>> begin

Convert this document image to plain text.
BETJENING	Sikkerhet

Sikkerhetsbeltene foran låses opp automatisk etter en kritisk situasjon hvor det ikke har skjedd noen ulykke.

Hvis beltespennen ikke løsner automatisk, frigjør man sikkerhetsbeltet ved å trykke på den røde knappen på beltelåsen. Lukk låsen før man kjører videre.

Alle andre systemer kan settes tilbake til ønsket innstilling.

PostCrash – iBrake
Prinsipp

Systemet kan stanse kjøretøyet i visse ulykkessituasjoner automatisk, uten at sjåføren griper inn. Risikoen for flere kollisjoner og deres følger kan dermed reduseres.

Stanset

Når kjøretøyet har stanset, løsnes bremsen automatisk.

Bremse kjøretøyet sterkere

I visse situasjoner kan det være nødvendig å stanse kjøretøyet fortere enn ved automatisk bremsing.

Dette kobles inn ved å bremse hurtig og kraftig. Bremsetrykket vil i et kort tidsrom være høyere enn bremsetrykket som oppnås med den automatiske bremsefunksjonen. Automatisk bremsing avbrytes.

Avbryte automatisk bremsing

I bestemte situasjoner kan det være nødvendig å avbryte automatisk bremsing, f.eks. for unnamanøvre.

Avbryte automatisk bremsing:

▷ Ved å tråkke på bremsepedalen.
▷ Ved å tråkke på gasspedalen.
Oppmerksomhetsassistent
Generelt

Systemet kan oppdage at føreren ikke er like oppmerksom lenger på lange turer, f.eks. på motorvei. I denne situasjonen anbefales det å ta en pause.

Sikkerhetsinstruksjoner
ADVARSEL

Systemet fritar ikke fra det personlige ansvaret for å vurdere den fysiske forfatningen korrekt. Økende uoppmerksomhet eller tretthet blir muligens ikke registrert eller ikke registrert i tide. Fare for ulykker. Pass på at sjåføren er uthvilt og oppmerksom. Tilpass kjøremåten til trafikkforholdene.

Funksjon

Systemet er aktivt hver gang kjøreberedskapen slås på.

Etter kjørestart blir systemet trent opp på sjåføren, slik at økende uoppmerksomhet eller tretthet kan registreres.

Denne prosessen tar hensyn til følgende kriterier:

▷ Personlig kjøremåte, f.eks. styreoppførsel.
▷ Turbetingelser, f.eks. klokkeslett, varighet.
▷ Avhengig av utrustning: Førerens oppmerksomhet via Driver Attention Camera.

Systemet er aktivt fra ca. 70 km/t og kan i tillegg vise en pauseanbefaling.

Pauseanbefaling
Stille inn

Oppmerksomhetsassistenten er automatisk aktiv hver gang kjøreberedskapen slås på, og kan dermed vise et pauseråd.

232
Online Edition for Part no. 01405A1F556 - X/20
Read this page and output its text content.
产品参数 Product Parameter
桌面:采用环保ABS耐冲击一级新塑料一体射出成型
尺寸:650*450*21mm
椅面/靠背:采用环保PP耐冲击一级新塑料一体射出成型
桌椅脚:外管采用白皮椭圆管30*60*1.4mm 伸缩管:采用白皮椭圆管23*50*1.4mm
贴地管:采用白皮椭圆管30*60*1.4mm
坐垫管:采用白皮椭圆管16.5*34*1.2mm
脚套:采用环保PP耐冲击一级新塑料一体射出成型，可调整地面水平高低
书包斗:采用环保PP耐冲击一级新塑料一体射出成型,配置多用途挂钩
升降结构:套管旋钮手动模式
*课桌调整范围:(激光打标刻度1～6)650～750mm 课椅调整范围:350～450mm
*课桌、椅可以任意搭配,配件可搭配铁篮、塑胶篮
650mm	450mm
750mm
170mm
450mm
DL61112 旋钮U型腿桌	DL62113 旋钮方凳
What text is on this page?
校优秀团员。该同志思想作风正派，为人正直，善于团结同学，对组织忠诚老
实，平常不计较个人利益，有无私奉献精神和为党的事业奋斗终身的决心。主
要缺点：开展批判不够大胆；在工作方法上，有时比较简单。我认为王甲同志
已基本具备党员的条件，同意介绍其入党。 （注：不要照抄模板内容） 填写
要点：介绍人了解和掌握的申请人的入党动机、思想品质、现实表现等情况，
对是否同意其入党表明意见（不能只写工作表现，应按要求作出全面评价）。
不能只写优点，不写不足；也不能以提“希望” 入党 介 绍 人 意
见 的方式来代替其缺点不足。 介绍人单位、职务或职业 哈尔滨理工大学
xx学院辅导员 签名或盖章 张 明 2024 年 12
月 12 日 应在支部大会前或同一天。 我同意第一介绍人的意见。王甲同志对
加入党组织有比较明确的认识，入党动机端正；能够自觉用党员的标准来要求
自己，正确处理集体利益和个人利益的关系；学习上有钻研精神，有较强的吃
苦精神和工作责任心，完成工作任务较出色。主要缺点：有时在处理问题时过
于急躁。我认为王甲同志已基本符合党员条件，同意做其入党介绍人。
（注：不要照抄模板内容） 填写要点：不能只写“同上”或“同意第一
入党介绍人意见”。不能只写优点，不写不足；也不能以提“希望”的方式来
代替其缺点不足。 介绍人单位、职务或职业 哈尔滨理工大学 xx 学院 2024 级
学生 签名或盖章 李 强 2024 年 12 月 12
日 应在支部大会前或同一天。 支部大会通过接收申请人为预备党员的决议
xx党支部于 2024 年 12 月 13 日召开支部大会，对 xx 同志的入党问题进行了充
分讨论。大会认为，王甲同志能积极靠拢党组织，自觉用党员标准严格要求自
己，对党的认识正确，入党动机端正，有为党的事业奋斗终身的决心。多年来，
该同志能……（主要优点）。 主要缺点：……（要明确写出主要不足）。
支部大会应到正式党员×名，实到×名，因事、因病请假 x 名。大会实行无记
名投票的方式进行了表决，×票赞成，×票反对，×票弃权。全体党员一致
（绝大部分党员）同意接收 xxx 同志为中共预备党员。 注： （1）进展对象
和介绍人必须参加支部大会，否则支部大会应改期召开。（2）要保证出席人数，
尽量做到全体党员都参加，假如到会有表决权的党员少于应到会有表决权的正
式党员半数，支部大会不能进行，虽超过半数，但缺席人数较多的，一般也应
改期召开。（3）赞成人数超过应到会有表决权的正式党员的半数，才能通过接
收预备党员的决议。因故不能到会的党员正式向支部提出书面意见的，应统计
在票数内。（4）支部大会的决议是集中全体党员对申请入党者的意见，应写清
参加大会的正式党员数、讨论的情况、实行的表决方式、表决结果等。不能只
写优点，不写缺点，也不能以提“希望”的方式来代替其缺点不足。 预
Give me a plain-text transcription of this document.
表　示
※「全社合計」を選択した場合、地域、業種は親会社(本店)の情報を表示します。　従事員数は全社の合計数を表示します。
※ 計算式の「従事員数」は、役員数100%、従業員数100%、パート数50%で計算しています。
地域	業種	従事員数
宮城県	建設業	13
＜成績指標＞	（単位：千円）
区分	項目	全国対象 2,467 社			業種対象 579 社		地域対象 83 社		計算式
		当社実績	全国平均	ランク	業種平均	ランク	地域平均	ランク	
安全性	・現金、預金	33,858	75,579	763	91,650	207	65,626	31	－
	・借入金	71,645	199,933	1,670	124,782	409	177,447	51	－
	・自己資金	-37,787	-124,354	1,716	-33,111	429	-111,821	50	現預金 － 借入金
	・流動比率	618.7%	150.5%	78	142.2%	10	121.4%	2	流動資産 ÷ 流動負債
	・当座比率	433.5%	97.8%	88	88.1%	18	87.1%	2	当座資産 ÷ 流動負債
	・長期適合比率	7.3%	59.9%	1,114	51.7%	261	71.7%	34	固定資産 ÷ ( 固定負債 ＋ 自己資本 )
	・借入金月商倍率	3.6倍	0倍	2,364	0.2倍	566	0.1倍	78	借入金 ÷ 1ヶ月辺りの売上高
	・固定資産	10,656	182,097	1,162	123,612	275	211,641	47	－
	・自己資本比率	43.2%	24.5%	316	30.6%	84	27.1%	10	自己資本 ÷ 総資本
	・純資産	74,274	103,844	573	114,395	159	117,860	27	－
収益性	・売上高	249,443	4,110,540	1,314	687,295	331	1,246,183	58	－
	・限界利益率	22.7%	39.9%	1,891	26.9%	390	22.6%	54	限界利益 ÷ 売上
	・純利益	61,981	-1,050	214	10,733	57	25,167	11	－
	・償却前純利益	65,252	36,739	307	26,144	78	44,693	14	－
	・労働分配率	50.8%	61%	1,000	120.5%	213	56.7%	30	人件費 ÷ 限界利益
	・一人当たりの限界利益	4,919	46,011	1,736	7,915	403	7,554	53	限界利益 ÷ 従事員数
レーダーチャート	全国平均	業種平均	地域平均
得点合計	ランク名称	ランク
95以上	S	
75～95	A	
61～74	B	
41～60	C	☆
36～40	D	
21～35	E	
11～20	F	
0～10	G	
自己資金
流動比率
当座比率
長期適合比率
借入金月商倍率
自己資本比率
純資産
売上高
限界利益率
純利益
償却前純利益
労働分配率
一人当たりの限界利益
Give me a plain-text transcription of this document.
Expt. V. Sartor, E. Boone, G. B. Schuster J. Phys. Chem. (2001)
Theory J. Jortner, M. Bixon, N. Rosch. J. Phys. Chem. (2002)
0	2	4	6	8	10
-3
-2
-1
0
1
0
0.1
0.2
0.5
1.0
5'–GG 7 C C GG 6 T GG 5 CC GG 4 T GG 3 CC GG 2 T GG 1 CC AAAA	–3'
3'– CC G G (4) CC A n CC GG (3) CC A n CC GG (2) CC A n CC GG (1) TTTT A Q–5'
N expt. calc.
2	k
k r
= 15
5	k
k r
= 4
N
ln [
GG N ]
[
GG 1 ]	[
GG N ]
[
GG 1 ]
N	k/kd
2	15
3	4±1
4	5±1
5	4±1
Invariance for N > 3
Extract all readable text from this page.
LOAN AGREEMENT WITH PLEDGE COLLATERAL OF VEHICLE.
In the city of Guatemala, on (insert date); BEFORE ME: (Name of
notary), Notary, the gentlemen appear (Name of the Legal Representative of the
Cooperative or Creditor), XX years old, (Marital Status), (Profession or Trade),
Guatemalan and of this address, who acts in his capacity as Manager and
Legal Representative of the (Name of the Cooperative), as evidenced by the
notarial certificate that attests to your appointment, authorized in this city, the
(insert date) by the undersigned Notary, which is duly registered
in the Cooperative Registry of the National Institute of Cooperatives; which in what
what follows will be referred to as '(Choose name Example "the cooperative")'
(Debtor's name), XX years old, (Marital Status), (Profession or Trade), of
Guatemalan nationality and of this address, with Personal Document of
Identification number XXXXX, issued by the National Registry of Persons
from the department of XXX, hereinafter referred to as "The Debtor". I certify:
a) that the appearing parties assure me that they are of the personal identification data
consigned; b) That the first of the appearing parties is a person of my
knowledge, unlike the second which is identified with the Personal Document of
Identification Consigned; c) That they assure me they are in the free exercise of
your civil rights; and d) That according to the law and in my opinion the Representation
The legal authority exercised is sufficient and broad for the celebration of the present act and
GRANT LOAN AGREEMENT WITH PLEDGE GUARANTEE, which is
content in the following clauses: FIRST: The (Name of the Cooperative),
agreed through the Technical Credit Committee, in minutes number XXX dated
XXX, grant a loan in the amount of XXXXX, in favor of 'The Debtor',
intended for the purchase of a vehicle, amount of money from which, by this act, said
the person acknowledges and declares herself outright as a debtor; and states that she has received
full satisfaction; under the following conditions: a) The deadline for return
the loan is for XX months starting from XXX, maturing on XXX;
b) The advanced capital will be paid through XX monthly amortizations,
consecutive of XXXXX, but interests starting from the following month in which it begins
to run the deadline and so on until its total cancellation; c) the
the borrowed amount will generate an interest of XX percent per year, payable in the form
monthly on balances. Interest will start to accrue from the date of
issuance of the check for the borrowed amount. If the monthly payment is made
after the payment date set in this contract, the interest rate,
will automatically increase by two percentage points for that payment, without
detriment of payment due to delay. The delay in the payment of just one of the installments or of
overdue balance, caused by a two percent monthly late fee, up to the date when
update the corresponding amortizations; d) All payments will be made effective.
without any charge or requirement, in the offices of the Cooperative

>> end

▶ _WHAT IS ASKED_: Pull out all lines containing "following".

▶ _WRITTEN ANSWER_:
content in the following clauses: FIRST: The (Name of the Cooperative),
full satisfaction; under the following conditions: a) The deadline for return
consecutive of XXXXX, but interests starting from the following month in which it begins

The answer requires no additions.